Records from a collection of figures
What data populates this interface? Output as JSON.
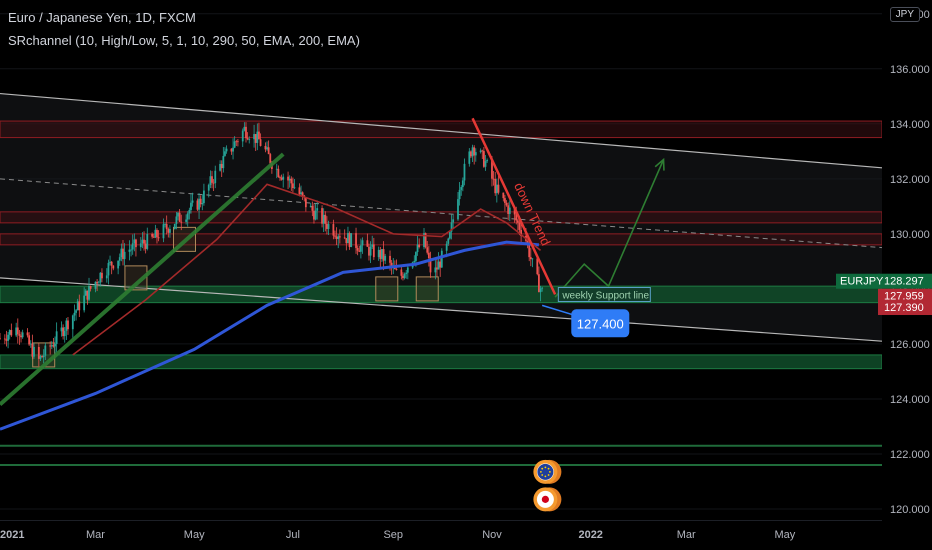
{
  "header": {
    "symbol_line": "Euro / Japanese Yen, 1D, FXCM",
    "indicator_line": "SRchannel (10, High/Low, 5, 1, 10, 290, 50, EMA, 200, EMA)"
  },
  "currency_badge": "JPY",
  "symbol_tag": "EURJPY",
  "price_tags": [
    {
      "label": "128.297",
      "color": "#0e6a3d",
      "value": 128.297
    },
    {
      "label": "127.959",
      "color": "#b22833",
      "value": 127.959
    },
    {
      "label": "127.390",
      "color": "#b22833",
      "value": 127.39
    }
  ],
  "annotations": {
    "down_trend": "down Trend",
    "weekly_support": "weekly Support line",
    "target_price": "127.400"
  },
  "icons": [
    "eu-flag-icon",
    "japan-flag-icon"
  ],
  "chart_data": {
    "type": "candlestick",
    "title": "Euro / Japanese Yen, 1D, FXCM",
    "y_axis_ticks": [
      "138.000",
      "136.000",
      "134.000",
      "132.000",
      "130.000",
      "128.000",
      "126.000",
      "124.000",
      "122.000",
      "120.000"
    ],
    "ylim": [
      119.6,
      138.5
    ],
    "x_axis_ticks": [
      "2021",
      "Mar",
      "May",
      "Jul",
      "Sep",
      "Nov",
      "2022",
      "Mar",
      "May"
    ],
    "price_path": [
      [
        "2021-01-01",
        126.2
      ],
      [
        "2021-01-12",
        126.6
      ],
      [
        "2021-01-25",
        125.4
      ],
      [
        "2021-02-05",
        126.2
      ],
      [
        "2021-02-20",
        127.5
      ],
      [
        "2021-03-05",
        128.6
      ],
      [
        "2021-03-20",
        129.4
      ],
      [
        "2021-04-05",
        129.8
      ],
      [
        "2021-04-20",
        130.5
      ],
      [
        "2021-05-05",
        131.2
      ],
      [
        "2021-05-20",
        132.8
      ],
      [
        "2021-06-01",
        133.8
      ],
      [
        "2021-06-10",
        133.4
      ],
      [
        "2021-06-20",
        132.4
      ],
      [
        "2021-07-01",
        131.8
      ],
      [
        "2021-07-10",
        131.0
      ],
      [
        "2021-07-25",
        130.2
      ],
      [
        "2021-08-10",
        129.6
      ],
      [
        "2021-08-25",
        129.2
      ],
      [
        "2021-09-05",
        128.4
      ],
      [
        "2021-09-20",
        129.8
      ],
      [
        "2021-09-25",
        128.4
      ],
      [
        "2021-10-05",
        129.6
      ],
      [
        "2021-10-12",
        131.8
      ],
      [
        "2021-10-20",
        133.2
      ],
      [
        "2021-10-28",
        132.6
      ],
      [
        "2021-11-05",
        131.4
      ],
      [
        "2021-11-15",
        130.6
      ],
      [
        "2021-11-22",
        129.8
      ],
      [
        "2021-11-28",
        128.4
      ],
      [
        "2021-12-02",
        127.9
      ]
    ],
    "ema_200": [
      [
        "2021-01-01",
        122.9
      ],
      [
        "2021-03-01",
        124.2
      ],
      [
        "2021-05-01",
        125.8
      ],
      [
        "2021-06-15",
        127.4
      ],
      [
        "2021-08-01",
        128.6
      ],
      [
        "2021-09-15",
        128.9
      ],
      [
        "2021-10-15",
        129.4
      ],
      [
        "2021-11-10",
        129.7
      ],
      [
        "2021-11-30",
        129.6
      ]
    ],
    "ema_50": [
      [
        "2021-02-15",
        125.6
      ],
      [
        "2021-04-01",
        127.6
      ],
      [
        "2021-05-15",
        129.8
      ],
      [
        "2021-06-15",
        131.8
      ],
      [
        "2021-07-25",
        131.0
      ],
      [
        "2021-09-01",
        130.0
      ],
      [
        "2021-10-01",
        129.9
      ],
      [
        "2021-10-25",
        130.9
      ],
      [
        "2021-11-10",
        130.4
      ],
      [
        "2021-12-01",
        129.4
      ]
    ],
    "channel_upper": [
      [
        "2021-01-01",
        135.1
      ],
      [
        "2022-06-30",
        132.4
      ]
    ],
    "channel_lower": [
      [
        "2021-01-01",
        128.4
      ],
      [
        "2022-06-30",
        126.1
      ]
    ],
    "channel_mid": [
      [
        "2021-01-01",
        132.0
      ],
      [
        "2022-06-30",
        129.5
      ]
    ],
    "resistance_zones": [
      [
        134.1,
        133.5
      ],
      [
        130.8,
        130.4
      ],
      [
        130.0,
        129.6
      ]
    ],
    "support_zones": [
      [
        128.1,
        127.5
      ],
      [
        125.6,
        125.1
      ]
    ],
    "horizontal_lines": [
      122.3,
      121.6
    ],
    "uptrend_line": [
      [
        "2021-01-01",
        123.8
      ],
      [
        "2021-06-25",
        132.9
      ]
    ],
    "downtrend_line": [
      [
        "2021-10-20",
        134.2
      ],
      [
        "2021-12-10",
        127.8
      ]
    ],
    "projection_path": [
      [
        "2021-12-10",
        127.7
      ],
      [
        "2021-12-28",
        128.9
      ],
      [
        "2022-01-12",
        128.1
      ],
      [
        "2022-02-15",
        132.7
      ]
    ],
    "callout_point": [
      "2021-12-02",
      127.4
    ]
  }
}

Job: Give every line above again exactly, with no pictures.

Final answer:
What data populates this interface? Output as JSON.
{
  "header": {
    "symbol_line": "Euro / Japanese Yen, 1D, FXCM",
    "indicator_line": "SRchannel (10, High/Low, 5, 1, 10, 290, 50, EMA, 200, EMA)"
  },
  "currency_badge": "JPY",
  "symbol_tag": "EURJPY",
  "price_tags": [
    {
      "label": "128.297",
      "color": "#0e6a3d",
      "value": 128.297
    },
    {
      "label": "127.959",
      "color": "#b22833",
      "value": 127.959
    },
    {
      "label": "127.390",
      "color": "#b22833",
      "value": 127.39
    }
  ],
  "annotations": {
    "down_trend": "down Trend",
    "weekly_support": "weekly Support line",
    "target_price": "127.400"
  },
  "icons": [
    "eu-flag-icon",
    "japan-flag-icon"
  ],
  "chart_data": {
    "type": "candlestick",
    "title": "Euro / Japanese Yen, 1D, FXCM",
    "y_axis_ticks": [
      "138.000",
      "136.000",
      "134.000",
      "132.000",
      "130.000",
      "128.000",
      "126.000",
      "124.000",
      "122.000",
      "120.000"
    ],
    "ylim": [
      119.6,
      138.5
    ],
    "x_axis_ticks": [
      "2021",
      "Mar",
      "May",
      "Jul",
      "Sep",
      "Nov",
      "2022",
      "Mar",
      "May"
    ],
    "price_path": [
      [
        "2021-01-01",
        126.2
      ],
      [
        "2021-01-12",
        126.6
      ],
      [
        "2021-01-25",
        125.4
      ],
      [
        "2021-02-05",
        126.2
      ],
      [
        "2021-02-20",
        127.5
      ],
      [
        "2021-03-05",
        128.6
      ],
      [
        "2021-03-20",
        129.4
      ],
      [
        "2021-04-05",
        129.8
      ],
      [
        "2021-04-20",
        130.5
      ],
      [
        "2021-05-05",
        131.2
      ],
      [
        "2021-05-20",
        132.8
      ],
      [
        "2021-06-01",
        133.8
      ],
      [
        "2021-06-10",
        133.4
      ],
      [
        "2021-06-20",
        132.4
      ],
      [
        "2021-07-01",
        131.8
      ],
      [
        "2021-07-10",
        131.0
      ],
      [
        "2021-07-25",
        130.2
      ],
      [
        "2021-08-10",
        129.6
      ],
      [
        "2021-08-25",
        129.2
      ],
      [
        "2021-09-05",
        128.4
      ],
      [
        "2021-09-20",
        129.8
      ],
      [
        "2021-09-25",
        128.4
      ],
      [
        "2021-10-05",
        129.6
      ],
      [
        "2021-10-12",
        131.8
      ],
      [
        "2021-10-20",
        133.2
      ],
      [
        "2021-10-28",
        132.6
      ],
      [
        "2021-11-05",
        131.4
      ],
      [
        "2021-11-15",
        130.6
      ],
      [
        "2021-11-22",
        129.8
      ],
      [
        "2021-11-28",
        128.4
      ],
      [
        "2021-12-02",
        127.9
      ]
    ],
    "ema_200": [
      [
        "2021-01-01",
        122.9
      ],
      [
        "2021-03-01",
        124.2
      ],
      [
        "2021-05-01",
        125.8
      ],
      [
        "2021-06-15",
        127.4
      ],
      [
        "2021-08-01",
        128.6
      ],
      [
        "2021-09-15",
        128.9
      ],
      [
        "2021-10-15",
        129.4
      ],
      [
        "2021-11-10",
        129.7
      ],
      [
        "2021-11-30",
        129.6
      ]
    ],
    "ema_50": [
      [
        "2021-02-15",
        125.6
      ],
      [
        "2021-04-01",
        127.6
      ],
      [
        "2021-05-15",
        129.8
      ],
      [
        "2021-06-15",
        131.8
      ],
      [
        "2021-07-25",
        131.0
      ],
      [
        "2021-09-01",
        130.0
      ],
      [
        "2021-10-01",
        129.9
      ],
      [
        "2021-10-25",
        130.9
      ],
      [
        "2021-11-10",
        130.4
      ],
      [
        "2021-12-01",
        129.4
      ]
    ],
    "channel_upper": [
      [
        "2021-01-01",
        135.1
      ],
      [
        "2022-06-30",
        132.4
      ]
    ],
    "channel_lower": [
      [
        "2021-01-01",
        128.4
      ],
      [
        "2022-06-30",
        126.1
      ]
    ],
    "channel_mid": [
      [
        "2021-01-01",
        132.0
      ],
      [
        "2022-06-30",
        129.5
      ]
    ],
    "resistance_zones": [
      [
        134.1,
        133.5
      ],
      [
        130.8,
        130.4
      ],
      [
        130.0,
        129.6
      ]
    ],
    "support_zones": [
      [
        128.1,
        127.5
      ],
      [
        125.6,
        125.1
      ]
    ],
    "horizontal_lines": [
      122.3,
      121.6
    ],
    "uptrend_line": [
      [
        "2021-01-01",
        123.8
      ],
      [
        "2021-06-25",
        132.9
      ]
    ],
    "downtrend_line": [
      [
        "2021-10-20",
        134.2
      ],
      [
        "2021-12-10",
        127.8
      ]
    ],
    "projection_path": [
      [
        "2021-12-10",
        127.7
      ],
      [
        "2021-12-28",
        128.9
      ],
      [
        "2022-01-12",
        128.1
      ],
      [
        "2022-02-15",
        132.7
      ]
    ],
    "callout_point": [
      "2021-12-02",
      127.4
    ]
  }
}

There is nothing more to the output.